**Requirement:** Copy verbatim the stretch of the items from the very first line through the line containing "panel-c-ylabel: fraction of".

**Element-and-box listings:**
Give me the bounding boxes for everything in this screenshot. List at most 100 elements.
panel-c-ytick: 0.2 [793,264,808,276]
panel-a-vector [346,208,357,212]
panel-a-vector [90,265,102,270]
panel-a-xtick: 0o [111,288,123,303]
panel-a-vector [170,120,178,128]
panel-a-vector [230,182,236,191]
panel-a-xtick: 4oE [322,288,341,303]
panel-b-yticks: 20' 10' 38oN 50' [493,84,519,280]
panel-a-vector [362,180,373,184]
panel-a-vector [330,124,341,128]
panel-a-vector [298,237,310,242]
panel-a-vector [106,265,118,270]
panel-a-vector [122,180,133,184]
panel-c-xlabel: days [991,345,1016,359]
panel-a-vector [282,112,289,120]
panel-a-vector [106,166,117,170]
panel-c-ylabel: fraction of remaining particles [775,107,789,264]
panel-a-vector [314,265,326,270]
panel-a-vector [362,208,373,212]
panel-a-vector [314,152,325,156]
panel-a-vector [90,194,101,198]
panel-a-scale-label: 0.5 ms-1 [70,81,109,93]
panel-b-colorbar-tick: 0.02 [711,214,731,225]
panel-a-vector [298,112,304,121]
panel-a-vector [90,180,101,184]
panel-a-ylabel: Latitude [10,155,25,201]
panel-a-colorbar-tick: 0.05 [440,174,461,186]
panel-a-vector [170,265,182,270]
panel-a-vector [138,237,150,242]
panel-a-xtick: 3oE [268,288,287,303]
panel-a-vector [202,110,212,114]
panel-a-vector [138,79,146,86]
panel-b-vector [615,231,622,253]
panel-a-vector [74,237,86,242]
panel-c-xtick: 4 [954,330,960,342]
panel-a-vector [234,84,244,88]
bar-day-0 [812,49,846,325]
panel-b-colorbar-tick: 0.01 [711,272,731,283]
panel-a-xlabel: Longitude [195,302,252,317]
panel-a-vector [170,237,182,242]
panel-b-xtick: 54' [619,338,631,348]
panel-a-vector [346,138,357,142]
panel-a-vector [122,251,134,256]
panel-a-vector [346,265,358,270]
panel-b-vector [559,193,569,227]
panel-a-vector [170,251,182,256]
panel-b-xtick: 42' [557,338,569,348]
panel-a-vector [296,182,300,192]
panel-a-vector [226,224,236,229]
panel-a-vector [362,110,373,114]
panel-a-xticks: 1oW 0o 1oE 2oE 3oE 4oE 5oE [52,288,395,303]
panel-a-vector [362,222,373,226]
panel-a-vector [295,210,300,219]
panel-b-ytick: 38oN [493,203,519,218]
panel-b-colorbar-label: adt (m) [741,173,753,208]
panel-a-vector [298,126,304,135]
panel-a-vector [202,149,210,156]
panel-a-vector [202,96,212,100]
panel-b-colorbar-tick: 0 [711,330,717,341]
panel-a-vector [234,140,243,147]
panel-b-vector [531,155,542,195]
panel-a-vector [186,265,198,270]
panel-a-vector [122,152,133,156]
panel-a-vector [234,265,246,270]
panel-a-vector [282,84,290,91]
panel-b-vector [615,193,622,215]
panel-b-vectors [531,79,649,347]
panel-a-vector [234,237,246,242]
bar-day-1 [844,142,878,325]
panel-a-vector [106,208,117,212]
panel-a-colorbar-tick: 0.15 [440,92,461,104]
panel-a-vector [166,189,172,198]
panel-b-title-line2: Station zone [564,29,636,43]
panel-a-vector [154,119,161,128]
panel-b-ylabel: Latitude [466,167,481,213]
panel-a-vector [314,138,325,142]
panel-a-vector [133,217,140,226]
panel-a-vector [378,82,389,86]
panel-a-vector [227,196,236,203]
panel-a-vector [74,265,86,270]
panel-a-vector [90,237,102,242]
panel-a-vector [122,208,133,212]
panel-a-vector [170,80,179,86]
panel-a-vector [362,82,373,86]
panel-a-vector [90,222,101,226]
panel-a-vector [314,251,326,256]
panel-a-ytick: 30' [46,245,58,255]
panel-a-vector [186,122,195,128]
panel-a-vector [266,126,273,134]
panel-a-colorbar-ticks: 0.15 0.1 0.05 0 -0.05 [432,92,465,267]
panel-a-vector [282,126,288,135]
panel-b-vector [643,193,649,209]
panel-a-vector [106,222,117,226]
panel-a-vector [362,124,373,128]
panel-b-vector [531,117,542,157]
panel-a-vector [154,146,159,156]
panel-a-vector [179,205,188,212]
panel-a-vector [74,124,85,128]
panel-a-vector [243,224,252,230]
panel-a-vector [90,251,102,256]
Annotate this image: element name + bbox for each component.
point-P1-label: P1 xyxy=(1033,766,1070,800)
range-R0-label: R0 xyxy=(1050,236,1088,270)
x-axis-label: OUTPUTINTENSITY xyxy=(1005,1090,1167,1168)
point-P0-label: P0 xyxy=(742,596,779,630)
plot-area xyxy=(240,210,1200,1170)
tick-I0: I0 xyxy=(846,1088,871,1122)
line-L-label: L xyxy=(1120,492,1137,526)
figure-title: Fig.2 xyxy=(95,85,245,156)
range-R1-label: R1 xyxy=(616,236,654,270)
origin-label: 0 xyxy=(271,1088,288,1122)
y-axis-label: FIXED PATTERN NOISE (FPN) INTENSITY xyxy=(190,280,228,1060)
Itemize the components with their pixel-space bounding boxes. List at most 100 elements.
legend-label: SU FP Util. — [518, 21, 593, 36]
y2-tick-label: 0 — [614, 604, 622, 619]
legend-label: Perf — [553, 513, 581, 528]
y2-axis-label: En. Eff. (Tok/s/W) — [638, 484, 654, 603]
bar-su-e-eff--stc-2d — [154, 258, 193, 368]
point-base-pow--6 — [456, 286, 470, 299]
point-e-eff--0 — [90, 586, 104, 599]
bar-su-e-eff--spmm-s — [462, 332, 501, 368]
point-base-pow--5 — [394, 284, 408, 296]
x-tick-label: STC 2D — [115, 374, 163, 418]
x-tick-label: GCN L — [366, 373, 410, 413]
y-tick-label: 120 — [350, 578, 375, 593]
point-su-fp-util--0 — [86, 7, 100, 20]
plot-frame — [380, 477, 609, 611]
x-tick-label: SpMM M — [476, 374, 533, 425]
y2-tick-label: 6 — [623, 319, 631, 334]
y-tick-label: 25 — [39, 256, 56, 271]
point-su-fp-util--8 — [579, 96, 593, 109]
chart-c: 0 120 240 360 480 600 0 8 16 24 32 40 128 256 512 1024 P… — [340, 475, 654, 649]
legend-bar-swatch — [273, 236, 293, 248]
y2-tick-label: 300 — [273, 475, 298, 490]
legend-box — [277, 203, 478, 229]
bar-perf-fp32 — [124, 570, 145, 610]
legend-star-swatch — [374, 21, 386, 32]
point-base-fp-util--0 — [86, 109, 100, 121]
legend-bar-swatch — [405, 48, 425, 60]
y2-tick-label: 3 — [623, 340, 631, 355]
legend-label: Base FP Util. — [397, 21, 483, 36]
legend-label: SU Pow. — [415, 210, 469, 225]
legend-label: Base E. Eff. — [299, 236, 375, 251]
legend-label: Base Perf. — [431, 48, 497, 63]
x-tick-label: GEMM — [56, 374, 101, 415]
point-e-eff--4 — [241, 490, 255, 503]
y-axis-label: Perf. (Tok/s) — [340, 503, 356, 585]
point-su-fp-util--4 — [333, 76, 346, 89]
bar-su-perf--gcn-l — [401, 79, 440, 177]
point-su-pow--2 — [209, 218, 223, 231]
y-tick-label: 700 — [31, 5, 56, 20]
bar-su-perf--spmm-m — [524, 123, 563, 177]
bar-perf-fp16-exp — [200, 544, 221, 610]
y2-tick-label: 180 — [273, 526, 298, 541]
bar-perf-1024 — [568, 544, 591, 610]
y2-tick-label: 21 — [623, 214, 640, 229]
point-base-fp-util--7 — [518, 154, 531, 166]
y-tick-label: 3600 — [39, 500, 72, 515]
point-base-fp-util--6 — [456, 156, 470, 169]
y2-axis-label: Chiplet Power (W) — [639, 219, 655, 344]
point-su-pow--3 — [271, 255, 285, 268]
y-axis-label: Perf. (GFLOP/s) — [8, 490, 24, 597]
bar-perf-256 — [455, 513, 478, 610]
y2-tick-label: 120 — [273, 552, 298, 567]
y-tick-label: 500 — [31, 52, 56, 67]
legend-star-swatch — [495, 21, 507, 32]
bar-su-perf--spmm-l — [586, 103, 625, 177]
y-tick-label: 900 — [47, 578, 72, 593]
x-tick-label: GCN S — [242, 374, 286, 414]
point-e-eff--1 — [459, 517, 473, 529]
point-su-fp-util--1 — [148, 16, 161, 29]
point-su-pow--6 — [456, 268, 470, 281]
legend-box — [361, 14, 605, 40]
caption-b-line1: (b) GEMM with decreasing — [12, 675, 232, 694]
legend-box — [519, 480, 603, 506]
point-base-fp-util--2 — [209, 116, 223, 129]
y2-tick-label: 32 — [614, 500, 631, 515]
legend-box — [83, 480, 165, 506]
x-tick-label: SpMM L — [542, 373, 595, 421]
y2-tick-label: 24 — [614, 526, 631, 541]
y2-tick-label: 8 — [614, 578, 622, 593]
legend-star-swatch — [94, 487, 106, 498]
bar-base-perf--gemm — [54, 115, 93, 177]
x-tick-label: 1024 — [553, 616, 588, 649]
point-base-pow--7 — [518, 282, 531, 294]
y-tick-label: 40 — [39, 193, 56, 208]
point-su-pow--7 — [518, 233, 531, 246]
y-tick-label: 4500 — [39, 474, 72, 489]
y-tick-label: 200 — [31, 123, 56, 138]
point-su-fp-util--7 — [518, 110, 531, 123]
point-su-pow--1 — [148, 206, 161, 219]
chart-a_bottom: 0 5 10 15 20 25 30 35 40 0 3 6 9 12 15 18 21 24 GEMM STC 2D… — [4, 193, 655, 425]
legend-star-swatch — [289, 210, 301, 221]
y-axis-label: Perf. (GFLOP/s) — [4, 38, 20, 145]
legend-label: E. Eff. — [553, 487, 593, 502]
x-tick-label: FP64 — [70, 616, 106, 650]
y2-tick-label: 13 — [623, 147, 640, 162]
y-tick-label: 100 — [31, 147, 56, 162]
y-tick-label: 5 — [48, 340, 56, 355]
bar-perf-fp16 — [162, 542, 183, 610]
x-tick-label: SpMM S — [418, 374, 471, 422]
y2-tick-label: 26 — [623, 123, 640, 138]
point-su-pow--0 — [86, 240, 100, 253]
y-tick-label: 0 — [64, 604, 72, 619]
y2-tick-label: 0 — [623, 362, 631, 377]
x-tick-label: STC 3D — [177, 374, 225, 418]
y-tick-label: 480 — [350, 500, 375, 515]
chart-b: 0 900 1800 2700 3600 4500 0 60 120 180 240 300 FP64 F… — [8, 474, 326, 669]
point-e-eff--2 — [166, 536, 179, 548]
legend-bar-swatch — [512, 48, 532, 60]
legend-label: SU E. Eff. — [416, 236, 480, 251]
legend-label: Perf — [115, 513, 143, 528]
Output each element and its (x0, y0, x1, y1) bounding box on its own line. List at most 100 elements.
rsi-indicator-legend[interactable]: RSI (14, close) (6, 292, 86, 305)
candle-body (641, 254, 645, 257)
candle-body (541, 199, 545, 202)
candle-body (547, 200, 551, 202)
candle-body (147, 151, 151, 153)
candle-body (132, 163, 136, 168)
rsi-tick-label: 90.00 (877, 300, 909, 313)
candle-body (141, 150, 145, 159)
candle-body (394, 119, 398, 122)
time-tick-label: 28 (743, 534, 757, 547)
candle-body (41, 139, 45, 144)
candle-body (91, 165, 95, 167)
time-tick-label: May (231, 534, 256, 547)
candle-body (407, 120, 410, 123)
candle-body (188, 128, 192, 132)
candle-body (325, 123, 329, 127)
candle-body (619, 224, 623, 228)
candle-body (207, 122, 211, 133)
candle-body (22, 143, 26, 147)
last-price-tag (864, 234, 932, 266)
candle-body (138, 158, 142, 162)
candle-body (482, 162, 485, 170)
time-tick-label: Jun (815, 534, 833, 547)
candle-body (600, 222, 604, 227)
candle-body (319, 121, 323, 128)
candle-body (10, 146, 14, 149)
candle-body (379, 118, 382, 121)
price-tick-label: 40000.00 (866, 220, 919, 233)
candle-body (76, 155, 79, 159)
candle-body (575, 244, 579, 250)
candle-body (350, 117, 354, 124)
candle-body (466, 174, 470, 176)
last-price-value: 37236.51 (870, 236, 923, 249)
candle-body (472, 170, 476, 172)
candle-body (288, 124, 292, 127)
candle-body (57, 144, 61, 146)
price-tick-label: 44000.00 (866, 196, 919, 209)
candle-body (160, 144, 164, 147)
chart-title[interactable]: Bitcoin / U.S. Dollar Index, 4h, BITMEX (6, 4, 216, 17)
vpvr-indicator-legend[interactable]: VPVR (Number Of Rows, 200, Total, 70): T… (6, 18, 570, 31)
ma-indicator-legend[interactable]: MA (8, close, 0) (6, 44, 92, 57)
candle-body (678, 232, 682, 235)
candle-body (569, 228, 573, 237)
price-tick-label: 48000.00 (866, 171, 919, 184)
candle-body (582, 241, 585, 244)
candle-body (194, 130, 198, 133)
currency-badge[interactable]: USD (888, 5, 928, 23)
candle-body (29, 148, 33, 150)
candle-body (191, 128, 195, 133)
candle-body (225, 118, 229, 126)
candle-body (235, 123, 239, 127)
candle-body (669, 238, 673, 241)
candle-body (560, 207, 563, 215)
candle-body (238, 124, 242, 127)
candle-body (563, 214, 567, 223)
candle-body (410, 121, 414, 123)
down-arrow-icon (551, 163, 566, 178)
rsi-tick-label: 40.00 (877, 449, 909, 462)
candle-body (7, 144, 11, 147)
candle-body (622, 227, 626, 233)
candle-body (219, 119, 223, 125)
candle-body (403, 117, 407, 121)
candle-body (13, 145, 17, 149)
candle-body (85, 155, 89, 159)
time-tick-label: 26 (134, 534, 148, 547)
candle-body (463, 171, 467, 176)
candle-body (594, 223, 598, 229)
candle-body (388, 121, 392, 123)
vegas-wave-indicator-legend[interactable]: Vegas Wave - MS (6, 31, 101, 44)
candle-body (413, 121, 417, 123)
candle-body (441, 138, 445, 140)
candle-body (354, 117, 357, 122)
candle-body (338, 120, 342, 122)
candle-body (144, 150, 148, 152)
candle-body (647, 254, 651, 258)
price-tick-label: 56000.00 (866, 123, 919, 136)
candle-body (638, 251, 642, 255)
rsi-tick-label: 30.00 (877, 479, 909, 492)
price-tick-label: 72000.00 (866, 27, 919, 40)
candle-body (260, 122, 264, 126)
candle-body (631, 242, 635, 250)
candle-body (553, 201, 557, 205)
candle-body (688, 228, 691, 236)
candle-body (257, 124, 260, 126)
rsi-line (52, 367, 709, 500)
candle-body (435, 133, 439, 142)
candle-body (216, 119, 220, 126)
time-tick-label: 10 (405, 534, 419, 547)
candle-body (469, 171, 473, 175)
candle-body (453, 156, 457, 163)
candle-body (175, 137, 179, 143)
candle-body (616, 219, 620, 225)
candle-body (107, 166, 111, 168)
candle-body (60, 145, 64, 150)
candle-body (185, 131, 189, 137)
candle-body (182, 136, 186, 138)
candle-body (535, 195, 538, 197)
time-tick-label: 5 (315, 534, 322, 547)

**Task response:**
Give me the bounding boxes for everything in this screenshot. List at most 100 elements.
panel-c-ytick: 0.2 [793,264,808,276]
panel-a-vector [346,208,357,212]
panel-a-vector [90,265,102,270]
panel-a-xtick: 0o [111,288,123,303]
panel-a-vector [170,120,178,128]
panel-a-vector [230,182,236,191]
panel-a-xtick: 4oE [322,288,341,303]
panel-b-yticks: 20' 10' 38oN 50' [493,84,519,280]
panel-a-vector [362,180,373,184]
panel-a-vector [330,124,341,128]
panel-a-vector [298,237,310,242]
panel-a-vector [106,265,118,270]
panel-a-vector [122,180,133,184]
panel-c-xlabel: days [991,345,1016,359]
panel-a-vector [282,112,289,120]
panel-a-vector [106,166,117,170]
panel-c-ylabel: fraction of remaining particles [775,107,789,264]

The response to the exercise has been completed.